Saved entries
· · · ·

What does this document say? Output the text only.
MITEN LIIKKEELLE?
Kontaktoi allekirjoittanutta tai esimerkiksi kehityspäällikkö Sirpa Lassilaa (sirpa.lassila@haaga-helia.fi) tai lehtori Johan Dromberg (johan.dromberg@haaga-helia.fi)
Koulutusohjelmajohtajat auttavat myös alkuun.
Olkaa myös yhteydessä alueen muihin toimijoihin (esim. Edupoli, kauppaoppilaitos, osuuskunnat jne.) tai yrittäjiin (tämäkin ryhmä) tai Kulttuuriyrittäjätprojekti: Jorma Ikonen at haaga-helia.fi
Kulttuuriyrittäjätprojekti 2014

· · · ·

Transcribe the data. Leave every line exactly as it is.

What does this document say? Output the text only.
MITEN LIIKKEELLE?
Kontaktoi allekirjoittanutta tai esimerkiksi kehityspäällikkö Sirpa Lassilaa (sirpa.lassila@haaga-helia.fi) tai lehtori Johan Dromberg (johan.dromberg@haaga-helia.fi)
Koulutusohjelmajohtajat auttavat myös alkuun.
Olkaa myös yhteydessä alueen muihin toimijoihin (esim. Edupoli, kauppaoppilaitos, osuuskunnat jne.) tai yrittäjiin (tämäkin ryhmä) tai Kulttuuriyrittäjätprojekti: Jorma Ikonen at haaga-helia.fi
Kulttuuriyrittäjätprojekti 2014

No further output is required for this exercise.